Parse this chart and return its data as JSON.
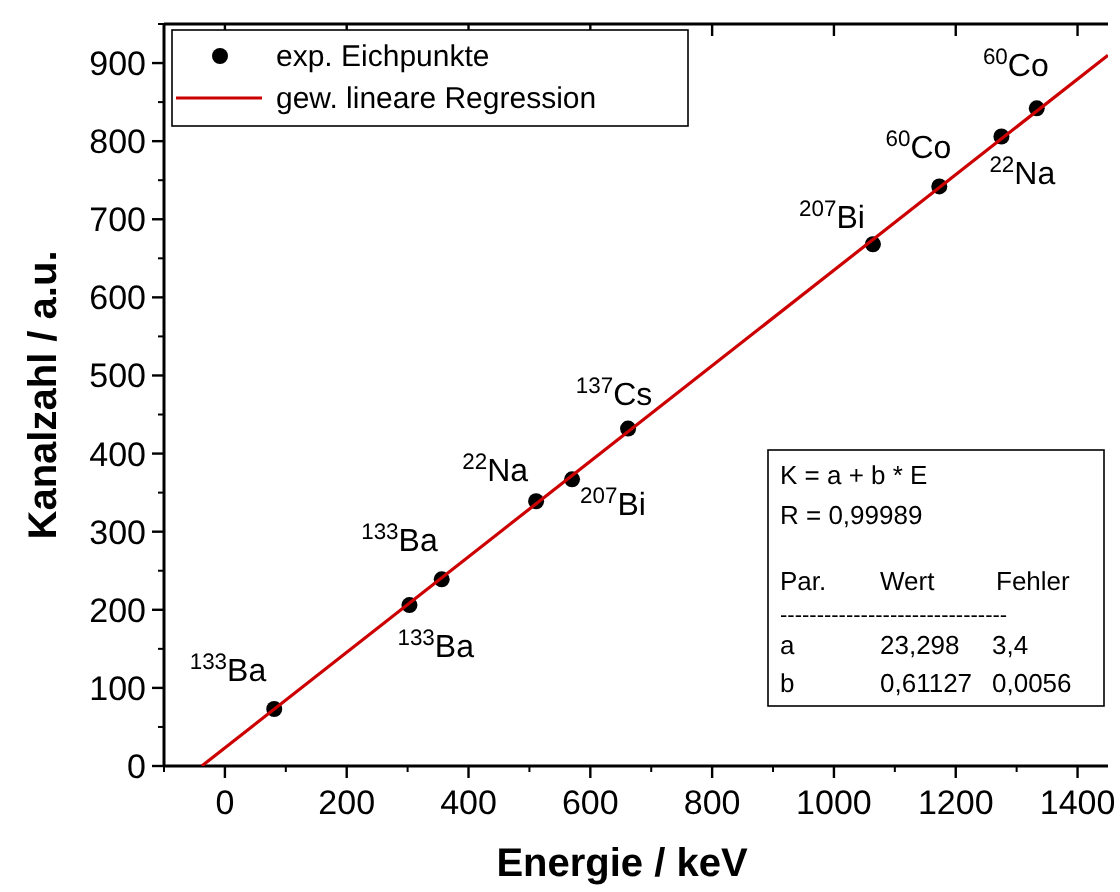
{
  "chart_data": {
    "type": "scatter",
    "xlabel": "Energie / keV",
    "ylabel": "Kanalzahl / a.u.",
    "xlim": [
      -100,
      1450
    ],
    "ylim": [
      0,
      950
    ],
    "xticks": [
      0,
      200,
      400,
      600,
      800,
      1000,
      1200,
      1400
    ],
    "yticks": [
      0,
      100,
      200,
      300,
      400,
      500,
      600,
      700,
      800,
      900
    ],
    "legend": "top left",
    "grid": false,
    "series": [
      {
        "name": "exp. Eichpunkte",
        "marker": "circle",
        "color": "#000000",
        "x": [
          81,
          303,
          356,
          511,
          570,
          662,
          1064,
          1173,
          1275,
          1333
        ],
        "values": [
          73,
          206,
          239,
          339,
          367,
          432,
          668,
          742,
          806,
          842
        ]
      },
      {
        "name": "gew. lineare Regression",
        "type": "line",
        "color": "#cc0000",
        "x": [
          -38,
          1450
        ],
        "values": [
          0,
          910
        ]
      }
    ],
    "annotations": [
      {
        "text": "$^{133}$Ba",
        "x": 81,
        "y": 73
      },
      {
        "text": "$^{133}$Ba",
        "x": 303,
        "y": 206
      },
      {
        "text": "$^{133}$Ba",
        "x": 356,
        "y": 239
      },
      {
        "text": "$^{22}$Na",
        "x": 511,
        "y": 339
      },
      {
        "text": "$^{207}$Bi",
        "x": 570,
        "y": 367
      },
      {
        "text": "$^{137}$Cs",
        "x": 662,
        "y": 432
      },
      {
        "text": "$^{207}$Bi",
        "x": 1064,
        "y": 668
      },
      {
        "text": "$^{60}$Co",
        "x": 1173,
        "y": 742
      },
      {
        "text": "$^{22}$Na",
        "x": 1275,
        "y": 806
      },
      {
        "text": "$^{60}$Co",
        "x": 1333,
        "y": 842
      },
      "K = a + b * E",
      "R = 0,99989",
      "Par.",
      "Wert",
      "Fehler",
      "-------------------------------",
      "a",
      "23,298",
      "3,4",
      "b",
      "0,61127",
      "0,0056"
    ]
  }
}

....

## [Problem to work on]
Pictures in the data above should not be copied; transcribe everything else exactly.

## [Response]
Parse this chart and return its data as JSON.
{
  "chart_data": {
    "type": "scatter",
    "xlabel": "Energie / keV",
    "ylabel": "Kanalzahl / a.u.",
    "xlim": [
      -100,
      1450
    ],
    "ylim": [
      0,
      950
    ],
    "xticks": [
      0,
      200,
      400,
      600,
      800,
      1000,
      1200,
      1400
    ],
    "yticks": [
      0,
      100,
      200,
      300,
      400,
      500,
      600,
      700,
      800,
      900
    ],
    "legend": "top left",
    "grid": false,
    "series": [
      {
        "name": "exp. Eichpunkte",
        "marker": "circle",
        "color": "#000000",
        "x": [
          81,
          303,
          356,
          511,
          570,
          662,
          1064,
          1173,
          1275,
          1333
        ],
        "values": [
          73,
          206,
          239,
          339,
          367,
          432,
          668,
          742,
          806,
          842
        ]
      },
      {
        "name": "gew. lineare Regression",
        "type": "line",
        "color": "#cc0000",
        "x": [
          -38,
          1450
        ],
        "values": [
          0,
          910
        ]
      }
    ],
    "annotations": [
      {
        "text": "$^{133}$Ba",
        "x": 81,
        "y": 73
      },
      {
        "text": "$^{133}$Ba",
        "x": 303,
        "y": 206
      },
      {
        "text": "$^{133}$Ba",
        "x": 356,
        "y": 239
      },
      {
        "text": "$^{22}$Na",
        "x": 511,
        "y": 339
      },
      {
        "text": "$^{207}$Bi",
        "x": 570,
        "y": 367
      },
      {
        "text": "$^{137}$Cs",
        "x": 662,
        "y": 432
      },
      {
        "text": "$^{207}$Bi",
        "x": 1064,
        "y": 668
      },
      {
        "text": "$^{60}$Co",
        "x": 1173,
        "y": 742
      },
      {
        "text": "$^{22}$Na",
        "x": 1275,
        "y": 806
      },
      {
        "text": "$^{60}$Co",
        "x": 1333,
        "y": 842
      },
      "K = a + b * E",
      "R = 0,99989",
      "Par.",
      "Wert",
      "Fehler",
      "-------------------------------",
      "a",
      "23,298",
      "3,4",
      "b",
      "0,61127",
      "0,0056"
    ]
  }
}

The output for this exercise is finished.